------ Excerpted records ------

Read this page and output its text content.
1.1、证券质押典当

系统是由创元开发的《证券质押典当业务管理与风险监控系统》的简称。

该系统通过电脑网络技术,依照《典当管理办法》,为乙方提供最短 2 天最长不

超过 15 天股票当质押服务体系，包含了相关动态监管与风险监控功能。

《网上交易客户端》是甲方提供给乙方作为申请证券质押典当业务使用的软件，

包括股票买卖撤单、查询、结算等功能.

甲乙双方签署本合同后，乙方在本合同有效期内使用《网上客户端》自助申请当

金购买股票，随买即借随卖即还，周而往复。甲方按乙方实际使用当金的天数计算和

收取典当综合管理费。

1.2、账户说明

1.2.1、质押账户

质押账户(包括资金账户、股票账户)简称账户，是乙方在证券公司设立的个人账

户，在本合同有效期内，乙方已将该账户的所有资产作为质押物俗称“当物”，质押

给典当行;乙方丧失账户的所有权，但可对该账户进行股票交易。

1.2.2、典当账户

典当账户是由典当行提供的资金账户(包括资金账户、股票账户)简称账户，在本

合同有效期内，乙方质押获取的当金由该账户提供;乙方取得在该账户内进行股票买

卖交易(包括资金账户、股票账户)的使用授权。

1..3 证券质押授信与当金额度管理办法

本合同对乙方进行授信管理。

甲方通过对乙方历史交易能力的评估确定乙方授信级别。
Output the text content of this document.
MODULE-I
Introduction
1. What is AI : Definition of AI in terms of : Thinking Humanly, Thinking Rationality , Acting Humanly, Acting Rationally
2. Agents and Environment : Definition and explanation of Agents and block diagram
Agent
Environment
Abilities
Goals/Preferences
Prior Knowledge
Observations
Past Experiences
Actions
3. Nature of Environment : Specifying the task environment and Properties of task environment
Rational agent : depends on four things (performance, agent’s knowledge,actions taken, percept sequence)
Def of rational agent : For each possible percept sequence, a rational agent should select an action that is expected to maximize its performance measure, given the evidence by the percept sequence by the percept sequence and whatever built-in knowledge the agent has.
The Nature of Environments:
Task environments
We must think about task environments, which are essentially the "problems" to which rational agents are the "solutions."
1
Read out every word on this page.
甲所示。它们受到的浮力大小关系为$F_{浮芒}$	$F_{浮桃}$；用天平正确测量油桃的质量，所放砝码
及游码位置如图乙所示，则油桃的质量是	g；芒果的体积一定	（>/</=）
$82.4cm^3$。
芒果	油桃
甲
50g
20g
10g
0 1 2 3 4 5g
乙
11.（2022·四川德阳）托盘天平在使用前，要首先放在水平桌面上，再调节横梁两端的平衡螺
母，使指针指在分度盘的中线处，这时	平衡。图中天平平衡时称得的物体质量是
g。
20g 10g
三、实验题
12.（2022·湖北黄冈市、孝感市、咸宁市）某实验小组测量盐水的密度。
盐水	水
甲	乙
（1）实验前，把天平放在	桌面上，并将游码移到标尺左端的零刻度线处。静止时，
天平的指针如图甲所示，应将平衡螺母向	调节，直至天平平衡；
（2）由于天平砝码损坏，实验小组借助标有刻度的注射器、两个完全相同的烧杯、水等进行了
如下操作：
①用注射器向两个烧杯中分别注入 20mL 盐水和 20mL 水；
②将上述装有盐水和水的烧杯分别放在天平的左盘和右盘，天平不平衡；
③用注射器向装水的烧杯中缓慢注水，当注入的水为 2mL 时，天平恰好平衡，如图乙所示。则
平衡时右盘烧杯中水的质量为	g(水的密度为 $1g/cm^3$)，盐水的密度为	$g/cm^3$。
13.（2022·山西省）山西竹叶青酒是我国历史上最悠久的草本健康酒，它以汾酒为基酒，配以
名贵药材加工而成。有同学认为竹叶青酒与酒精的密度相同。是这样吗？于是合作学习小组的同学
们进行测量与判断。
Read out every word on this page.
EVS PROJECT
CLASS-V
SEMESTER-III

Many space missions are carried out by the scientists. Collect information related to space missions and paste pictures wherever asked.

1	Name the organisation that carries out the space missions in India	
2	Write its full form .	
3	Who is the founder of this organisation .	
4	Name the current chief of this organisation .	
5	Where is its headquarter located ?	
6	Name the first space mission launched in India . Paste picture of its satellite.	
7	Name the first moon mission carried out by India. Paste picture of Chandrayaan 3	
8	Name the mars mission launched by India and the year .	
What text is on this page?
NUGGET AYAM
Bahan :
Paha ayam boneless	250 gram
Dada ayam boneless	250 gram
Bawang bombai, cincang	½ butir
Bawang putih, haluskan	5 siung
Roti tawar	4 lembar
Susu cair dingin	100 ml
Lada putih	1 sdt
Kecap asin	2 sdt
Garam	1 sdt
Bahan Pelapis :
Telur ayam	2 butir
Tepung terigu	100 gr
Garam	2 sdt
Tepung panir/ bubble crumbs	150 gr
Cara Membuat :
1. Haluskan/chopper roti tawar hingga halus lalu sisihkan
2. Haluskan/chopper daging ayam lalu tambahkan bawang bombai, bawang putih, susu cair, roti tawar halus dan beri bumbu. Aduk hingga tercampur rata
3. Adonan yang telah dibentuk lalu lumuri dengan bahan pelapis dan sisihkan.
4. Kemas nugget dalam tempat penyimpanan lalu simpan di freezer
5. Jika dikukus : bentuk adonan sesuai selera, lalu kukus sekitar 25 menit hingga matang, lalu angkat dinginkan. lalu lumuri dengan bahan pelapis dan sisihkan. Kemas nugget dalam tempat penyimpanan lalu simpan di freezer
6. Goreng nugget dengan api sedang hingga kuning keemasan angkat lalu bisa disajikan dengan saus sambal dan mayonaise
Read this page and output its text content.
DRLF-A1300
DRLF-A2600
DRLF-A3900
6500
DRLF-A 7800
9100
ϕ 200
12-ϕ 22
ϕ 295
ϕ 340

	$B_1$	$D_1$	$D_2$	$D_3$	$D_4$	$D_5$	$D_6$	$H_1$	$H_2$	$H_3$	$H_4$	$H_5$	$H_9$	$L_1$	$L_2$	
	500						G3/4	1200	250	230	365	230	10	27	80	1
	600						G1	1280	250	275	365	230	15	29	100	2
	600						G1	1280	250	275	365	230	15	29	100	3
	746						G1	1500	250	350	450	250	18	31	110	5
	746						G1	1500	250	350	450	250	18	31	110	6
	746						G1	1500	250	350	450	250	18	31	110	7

------

Exercise: Copy all of the data. Keep every word exactly as it is.

Right answer:
Read this page and output its text content.
1.1、证券质押典当

系统是由创元开发的《证券质押典当业务管理与风险监控系统》的简称。

该系统通过电脑网络技术,依照《典当管理办法》,为乙方提供最短 2 天最长不

超过 15 天股票当质押服务体系，包含了相关动态监管与风险监控功能。

《网上交易客户端》是甲方提供给乙方作为申请证券质押典当业务使用的软件，

包括股票买卖撤单、查询、结算等功能.

甲乙双方签署本合同后，乙方在本合同有效期内使用《网上客户端》自助申请当

金购买股票，随买即借随卖即还，周而往复。甲方按乙方实际使用当金的天数计算和

收取典当综合管理费。

1.2、账户说明

1.2.1、质押账户

质押账户(包括资金账户、股票账户)简称账户，是乙方在证券公司设立的个人账

户，在本合同有效期内，乙方已将该账户的所有资产作为质押物俗称“当物”，质押

给典当行;乙方丧失账户的所有权，但可对该账户进行股票交易。

1.2.2、典当账户

典当账户是由典当行提供的资金账户(包括资金账户、股票账户)简称账户，在本

合同有效期内，乙方质押获取的当金由该账户提供;乙方取得在该账户内进行股票买

卖交易(包括资金账户、股票账户)的使用授权。

1..3 证券质押授信与当金额度管理办法

本合同对乙方进行授信管理。

甲方通过对乙方历史交易能力的评估确定乙方授信级别。
Output the text content of this document.
MODULE-I
Introduction
1. What is AI : Definition of AI in terms of : Thinking Humanly, Thinking Rationality , Acting Humanly, Acting Rationally
2. Agents and Environment : Definition and explanation of Agents and block diagram
Agent
Environment
Abilities
Goals/Preferences
Prior Knowledge
Observations
Past Experiences
Actions
3. Nature of Environment : Specifying the task environment and Properties of task environment
Rational agent : depends on four things (performance, agent’s knowledge,actions taken, percept sequence)
Def of rational agent : For each possible percept sequence, a rational agent should select an action that is expected to maximize its performance measure, given the evidence by the percept sequence by the percept sequence and whatever built-in knowledge the agent has.
The Nature of Environments:
Task environments
We must think about task environments, which are essentially the "problems" to which rational agents are the "solutions."
1
Read out every word on this page.
甲所示。它们受到的浮力大小关系为$F_{浮芒}$	$F_{浮桃}$；用天平正确测量油桃的质量，所放砝码
及游码位置如图乙所示，则油桃的质量是	g；芒果的体积一定	（>/</=）
$82.4cm^3$。
芒果	油桃
甲
50g
20g
10g
0 1 2 3 4 5g
乙
11.（2022·四川德阳）托盘天平在使用前，要首先放在水平桌面上，再调节横梁两端的平衡螺
母，使指针指在分度盘的中线处，这时	平衡。图中天平平衡时称得的物体质量是
g。
20g 10g
三、实验题
12.（2022·湖北黄冈市、孝感市、咸宁市）某实验小组测量盐水的密度。
盐水	水
甲	乙
（1）实验前，把天平放在	桌面上，并将游码移到标尺左端的零刻度线处。静止时，
天平的指针如图甲所示，应将平衡螺母向	调节，直至天平平衡；
（2）由于天平砝码损坏，实验小组借助标有刻度的注射器、两个完全相同的烧杯、水等进行了
如下操作：
①用注射器向两个烧杯中分别注入 20mL 盐水和 20mL 水；
②将上述装有盐水和水的烧杯分别放在天平的左盘和右盘，天平不平衡；
③用注射器向装水的烧杯中缓慢注水，当注入的水为 2mL 时，天平恰好平衡，如图乙所示。则
平衡时右盘烧杯中水的质量为	g(水的密度为 $1g/cm^3$)，盐水的密度为	$g/cm^3$。
13.（2022·山西省）山西竹叶青酒是我国历史上最悠久的草本健康酒，它以汾酒为基酒，配以
名贵药材加工而成。有同学认为竹叶青酒与酒精的密度相同。是这样吗？于是合作学习小组的同学
们进行测量与判断。
Read out every word on this page.
EVS PROJECT
CLASS-V
SEMESTER-III

Many space missions are carried out by the scientists. Collect information related to space missions and paste pictures wherever asked.

1	Name the organisation that carries out the space missions in India	
2	Write its full form .	
3	Who is the founder of this organisation .	
4	Name the current chief of this organisation .	
5	Where is its headquarter located ?	
6	Name the first space mission launched in India . Paste picture of its satellite.	
7	Name the first moon mission carried out by India. Paste picture of Chandrayaan 3	
8	Name the mars mission launched by India and the year .	
What text is on this page?
NUGGET AYAM
Bahan :
Paha ayam boneless	250 gram
Dada ayam boneless	250 gram
Bawang bombai, cincang	½ butir
Bawang putih, haluskan	5 siung
Roti tawar	4 lembar
Susu cair dingin	100 ml
Lada putih	1 sdt
Kecap asin	2 sdt
Garam	1 sdt
Bahan Pelapis :
Telur ayam	2 butir
Tepung terigu	100 gr
Garam	2 sdt
Tepung panir/ bubble crumbs	150 gr
Cara Membuat :
1. Haluskan/chopper roti tawar hingga halus lalu sisihkan
2. Haluskan/chopper daging ayam lalu tambahkan bawang bombai, bawang putih, susu cair, roti tawar halus dan beri bumbu. Aduk hingga tercampur rata
3. Adonan yang telah dibentuk lalu lumuri dengan bahan pelapis dan sisihkan.
4. Kemas nugget dalam tempat penyimpanan lalu simpan di freezer
5. Jika dikukus : bentuk adonan sesuai selera, lalu kukus sekitar 25 menit hingga matang, lalu angkat dinginkan. lalu lumuri dengan bahan pelapis dan sisihkan. Kemas nugget dalam tempat penyimpanan lalu simpan di freezer
6. Goreng nugget dengan api sedang hingga kuning keemasan angkat lalu bisa disajikan dengan saus sambal dan mayonaise
Read this page and output its text content.
DRLF-A1300
DRLF-A2600
DRLF-A3900
6500
DRLF-A 7800
9100
ϕ 200
12-ϕ 22
ϕ 295
ϕ 340

	$B_1$	$D_1$	$D_2$	$D_3$	$D_4$	$D_5$	$D_6$	$H_1$	$H_2$	$H_3$	$H_4$	$H_5$	$H_9$	$L_1$	$L_2$	
	500						G3/4	1200	250	230	365	230	10	27	80	1
	600						G1	1280	250	275	365	230	15	29	100	2
	600						G1	1280	250	275	365	230	15	29	100	3
	746						G1	1500	250	350	450	250	18	31	110	5
	746						G1	1500	250	350	450	250	18	31	110	6
	746						G1	1500	250	350	450	250	18	31	110	7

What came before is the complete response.